**PROMPT**
Reproduce the passage of the phone scam article below from "A major phone" up to and including "being targeted too.".

**SOURCE PASSAGE**
* Start *
The 'can you hear me?' telephone scam is believed to be being used in the UK
Police have warned people to hang up the phone immediately if someone calls asking, "Can you hear me?".
A major phone scam is believed to have crossed over to the UK from America.
According to reports, they use this recording as a voice signature to charge you for products and services you never actually used.
If you then try to disagree with them, they reportedly play back the recording of you saying ‘yes’ and threaten to take legal action if you don’t pay up.
Here’s how it works:
- You receive a phone call from a local number
- The voice on the end introduces themselves and the company they supposedly work for
- They then ask: “Can you hear me?”
- Your answer is recorded, and if you say “yes”, your response will be edited to make it appear as if you’ve agreed to a huge purchase.
CPR Call Blocker has seen the scam rise in frequency and the company believes it’s only a matter of time before Brits start being targeted too.
"In our experience of working across the US and UK, scams spread quickly across the pond," says Kris Hicks from CPR Call Blocker.
He added that it’s sensible for people in the UK to be on their guard "as we have no doubt that fraudsters operating in the UK will soon start using these tactics."
* End *
**DATA EXTRACT**
* Start *
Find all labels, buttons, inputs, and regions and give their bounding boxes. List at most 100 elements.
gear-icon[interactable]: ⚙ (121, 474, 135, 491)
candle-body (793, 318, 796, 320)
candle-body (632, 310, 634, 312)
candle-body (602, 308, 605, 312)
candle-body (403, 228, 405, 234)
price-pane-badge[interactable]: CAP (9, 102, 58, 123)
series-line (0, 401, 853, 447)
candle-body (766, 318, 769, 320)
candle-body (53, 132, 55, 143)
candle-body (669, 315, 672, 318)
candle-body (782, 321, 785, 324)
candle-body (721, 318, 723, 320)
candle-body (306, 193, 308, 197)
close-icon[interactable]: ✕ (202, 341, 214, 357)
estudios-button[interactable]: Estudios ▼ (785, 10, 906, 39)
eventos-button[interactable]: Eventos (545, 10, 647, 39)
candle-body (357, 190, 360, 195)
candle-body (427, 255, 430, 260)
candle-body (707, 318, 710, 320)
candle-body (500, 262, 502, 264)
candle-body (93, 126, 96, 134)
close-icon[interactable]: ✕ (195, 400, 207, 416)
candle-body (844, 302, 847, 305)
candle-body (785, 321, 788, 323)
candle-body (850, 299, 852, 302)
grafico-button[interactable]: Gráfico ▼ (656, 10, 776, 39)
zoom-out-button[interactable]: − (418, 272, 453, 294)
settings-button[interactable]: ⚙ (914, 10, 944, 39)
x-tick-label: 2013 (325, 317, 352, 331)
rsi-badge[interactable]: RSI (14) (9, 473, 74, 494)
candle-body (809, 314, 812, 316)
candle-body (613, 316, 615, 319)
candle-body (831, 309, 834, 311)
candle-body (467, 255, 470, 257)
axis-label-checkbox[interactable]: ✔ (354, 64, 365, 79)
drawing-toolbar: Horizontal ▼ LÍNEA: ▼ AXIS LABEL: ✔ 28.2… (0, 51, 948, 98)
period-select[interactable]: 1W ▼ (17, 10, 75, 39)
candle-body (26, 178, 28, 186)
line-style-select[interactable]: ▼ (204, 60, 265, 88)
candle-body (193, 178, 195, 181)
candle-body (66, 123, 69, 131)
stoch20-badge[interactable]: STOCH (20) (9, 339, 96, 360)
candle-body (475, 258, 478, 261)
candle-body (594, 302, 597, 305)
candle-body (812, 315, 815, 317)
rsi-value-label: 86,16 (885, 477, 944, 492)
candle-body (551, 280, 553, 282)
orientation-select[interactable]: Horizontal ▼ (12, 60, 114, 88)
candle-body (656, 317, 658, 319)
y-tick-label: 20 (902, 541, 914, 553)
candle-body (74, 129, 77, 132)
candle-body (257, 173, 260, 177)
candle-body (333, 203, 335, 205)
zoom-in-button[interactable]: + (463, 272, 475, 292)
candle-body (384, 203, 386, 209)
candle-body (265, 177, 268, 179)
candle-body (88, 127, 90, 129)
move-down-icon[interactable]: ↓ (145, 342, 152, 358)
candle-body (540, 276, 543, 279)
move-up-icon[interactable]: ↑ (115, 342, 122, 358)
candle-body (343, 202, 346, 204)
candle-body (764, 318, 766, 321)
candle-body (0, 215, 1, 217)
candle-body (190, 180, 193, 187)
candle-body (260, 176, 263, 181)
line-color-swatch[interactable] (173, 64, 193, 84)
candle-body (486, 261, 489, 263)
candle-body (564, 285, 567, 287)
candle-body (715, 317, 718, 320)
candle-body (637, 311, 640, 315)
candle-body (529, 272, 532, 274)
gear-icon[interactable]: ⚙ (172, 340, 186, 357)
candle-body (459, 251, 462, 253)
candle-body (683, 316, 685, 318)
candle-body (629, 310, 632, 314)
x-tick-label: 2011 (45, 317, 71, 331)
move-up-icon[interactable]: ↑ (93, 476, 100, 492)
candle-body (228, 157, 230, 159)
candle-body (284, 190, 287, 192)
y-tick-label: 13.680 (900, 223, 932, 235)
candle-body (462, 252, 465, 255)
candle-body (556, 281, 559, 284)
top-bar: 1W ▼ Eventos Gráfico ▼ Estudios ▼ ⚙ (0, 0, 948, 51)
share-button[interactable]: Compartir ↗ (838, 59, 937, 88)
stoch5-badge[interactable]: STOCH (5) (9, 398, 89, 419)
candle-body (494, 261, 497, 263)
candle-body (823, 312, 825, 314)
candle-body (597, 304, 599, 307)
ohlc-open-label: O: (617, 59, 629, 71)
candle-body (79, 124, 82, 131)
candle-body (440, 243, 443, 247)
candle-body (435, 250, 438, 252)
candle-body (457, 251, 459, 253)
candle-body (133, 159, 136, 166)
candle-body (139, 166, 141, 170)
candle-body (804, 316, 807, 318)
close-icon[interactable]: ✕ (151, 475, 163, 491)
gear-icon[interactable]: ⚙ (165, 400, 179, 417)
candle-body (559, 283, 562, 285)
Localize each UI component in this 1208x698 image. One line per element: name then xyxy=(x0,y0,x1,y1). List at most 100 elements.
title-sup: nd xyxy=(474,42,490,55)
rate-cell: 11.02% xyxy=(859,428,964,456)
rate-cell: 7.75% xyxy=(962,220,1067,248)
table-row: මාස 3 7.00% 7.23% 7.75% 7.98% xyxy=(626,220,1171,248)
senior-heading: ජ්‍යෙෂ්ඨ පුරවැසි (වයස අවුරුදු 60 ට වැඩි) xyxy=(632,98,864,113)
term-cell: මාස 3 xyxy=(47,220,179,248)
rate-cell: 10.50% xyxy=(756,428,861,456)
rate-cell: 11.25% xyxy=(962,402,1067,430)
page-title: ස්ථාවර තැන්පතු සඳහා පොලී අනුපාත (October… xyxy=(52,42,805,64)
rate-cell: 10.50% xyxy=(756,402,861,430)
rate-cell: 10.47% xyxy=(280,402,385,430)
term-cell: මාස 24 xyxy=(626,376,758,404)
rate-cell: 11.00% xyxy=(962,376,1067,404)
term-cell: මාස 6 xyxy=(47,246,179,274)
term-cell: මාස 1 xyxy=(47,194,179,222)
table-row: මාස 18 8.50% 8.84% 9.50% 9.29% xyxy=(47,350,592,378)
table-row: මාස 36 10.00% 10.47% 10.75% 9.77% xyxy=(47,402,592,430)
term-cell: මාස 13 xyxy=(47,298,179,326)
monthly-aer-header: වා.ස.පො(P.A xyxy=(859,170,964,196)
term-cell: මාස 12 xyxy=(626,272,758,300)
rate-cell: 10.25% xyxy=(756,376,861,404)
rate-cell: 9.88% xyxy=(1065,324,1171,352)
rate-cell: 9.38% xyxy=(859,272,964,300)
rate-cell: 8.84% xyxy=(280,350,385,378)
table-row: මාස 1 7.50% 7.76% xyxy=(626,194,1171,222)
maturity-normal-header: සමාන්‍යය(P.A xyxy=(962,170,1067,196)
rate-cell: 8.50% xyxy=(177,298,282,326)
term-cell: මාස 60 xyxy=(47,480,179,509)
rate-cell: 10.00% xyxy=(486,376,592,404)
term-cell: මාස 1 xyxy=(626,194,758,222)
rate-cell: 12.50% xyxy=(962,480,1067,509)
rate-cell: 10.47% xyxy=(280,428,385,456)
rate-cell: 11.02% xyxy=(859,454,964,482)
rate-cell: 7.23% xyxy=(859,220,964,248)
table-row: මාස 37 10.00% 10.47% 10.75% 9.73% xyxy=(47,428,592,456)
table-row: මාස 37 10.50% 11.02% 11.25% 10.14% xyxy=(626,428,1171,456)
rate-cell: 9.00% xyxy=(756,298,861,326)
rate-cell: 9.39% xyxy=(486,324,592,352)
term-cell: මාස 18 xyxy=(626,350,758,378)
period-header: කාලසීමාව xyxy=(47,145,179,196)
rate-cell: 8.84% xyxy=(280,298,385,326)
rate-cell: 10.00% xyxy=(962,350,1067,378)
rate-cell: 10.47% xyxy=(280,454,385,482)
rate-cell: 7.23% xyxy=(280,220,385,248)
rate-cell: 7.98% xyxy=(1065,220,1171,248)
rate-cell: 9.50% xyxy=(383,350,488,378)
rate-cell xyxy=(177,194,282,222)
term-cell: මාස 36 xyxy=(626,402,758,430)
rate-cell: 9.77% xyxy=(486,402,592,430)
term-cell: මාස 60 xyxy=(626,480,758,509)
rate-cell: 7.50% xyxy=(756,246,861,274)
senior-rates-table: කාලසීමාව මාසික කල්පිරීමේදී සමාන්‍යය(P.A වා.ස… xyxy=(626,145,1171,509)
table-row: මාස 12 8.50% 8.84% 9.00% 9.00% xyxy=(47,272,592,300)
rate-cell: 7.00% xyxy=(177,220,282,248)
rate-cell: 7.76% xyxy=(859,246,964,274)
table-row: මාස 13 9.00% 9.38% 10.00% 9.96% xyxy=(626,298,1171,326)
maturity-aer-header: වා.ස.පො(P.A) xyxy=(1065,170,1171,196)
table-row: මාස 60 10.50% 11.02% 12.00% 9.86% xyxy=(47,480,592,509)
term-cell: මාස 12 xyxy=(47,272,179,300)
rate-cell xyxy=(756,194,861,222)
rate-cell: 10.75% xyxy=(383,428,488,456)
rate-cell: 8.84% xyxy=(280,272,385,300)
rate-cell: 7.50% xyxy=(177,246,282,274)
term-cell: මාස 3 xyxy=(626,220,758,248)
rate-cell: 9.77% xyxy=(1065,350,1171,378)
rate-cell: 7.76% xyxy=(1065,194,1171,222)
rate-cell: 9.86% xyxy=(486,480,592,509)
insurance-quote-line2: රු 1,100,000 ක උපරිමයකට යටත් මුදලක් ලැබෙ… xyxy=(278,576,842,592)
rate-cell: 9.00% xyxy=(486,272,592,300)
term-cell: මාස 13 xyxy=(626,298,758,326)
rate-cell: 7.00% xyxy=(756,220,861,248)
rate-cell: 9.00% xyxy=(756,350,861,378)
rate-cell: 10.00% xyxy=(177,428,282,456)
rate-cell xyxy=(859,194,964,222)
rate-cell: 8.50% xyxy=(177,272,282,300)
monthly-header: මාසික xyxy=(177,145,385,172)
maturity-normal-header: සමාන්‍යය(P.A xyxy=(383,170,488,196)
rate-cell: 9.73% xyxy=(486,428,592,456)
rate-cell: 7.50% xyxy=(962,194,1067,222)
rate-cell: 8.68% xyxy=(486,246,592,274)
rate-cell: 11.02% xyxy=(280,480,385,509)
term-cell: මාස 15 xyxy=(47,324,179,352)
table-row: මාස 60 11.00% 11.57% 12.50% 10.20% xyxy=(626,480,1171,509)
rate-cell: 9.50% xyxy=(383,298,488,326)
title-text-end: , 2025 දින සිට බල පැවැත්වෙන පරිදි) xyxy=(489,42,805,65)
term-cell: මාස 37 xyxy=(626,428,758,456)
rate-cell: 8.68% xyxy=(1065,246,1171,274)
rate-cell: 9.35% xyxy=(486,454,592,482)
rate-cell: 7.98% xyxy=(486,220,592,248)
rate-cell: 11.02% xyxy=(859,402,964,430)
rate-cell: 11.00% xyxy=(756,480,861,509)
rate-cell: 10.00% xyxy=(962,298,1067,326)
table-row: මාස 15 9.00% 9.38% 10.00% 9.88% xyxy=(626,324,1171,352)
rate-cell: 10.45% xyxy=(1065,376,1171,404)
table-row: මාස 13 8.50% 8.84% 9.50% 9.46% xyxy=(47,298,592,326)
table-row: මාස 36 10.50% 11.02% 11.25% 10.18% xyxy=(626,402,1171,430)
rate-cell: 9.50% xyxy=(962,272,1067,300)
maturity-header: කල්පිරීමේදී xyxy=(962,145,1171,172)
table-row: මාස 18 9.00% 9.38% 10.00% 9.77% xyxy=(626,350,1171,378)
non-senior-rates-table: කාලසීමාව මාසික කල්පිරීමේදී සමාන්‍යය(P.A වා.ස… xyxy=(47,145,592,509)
* End *
**EXERCISE ANSWER**
A major phone scam is believed to have crossed over to the UK from America.
According to reports, they use this recording as a voice signature to charge you for products and services you never actually used.
If you then try to disagree with them, they reportedly play back the recording of you saying ‘yes’ and threaten to take legal action if you don’t pay up.
Here’s how it works:
- You receive a phone call from a local number
- The voice on the end introduces themselves and the company they supposedly work for
- They then ask: “Can you hear me?”
- Your answer is recorded, and if you say “yes”, your response will be edited to make it appear as if you’ve agreed to a huge purchase.
CPR Call Blocker has seen the scam rise in frequency and the company believes it’s only a matter of time before Brits start being targeted too.